_WHAT IS REQUIRED_
Extract the complete data exactly as given.

(Stored data)
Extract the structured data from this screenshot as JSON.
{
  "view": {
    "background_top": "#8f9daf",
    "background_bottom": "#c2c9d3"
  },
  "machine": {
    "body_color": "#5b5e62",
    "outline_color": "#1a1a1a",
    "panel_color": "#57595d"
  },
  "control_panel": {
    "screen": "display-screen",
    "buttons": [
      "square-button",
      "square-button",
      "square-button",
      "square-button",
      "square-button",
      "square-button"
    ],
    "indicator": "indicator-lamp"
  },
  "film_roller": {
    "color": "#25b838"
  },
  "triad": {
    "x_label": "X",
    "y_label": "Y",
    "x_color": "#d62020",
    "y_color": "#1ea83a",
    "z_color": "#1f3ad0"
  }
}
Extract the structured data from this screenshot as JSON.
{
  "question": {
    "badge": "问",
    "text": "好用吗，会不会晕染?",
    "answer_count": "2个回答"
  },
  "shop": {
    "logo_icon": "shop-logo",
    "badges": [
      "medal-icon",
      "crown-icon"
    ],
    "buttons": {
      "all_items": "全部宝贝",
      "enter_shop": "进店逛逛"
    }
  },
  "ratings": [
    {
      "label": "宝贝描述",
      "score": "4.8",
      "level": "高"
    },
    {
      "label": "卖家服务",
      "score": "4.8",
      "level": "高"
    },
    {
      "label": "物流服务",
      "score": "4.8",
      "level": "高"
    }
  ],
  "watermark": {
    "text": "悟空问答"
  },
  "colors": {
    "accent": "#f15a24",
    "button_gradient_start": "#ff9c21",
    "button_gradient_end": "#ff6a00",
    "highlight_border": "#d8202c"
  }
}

_OUTPUT OF THE TASK_
Extract the structured data from this screenshot as JSON.
{
  "view": {
    "background_top": "#8f9daf",
    "background_bottom": "#c2c9d3"
  },
  "machine": {
    "body_color": "#5b5e62",
    "outline_color": "#1a1a1a",
    "panel_color": "#57595d"
  },
  "control_panel": {
    "screen": "display-screen",
    "buttons": [
      "square-button",
      "square-button",
      "square-button",
      "square-button",
      "square-button",
      "square-button"
    ],
    "indicator": "indicator-lamp"
  },
  "film_roller": {
    "color": "#25b838"
  },
  "triad": {
    "x_label": "X",
    "y_label": "Y",
    "x_color": "#d62020",
    "y_color": "#1ea83a",
    "z_color": "#1f3ad0"
  }
}
Extract the structured data from this screenshot as JSON.
{
  "question": {
    "badge": "问",
    "text": "好用吗，会不会晕染?",
    "answer_count": "2个回答"
  },
  "shop": {
    "logo_icon": "shop-logo",
    "badges": [
      "medal-icon",
      "crown-icon"
    ],
    "buttons": {
      "all_items": "全部宝贝",
      "enter_shop": "进店逛逛"
    }
  },
  "ratings": [
    {
      "label": "宝贝描述",
      "score": "4.8",
      "level": "高"
    },
    {
      "label": "卖家服务",
      "score": "4.8",
      "level": "高"
    },
    {
      "label": "物流服务",
      "score": "4.8",
      "level": "高"
    }
  ],
  "watermark": {
    "text": "悟空问答"
  },
  "colors": {
    "accent": "#f15a24",
    "button_gradient_start": "#ff9c21",
    "button_gradient_end": "#ff6a00",
    "highlight_border": "#d8202c"
  }
}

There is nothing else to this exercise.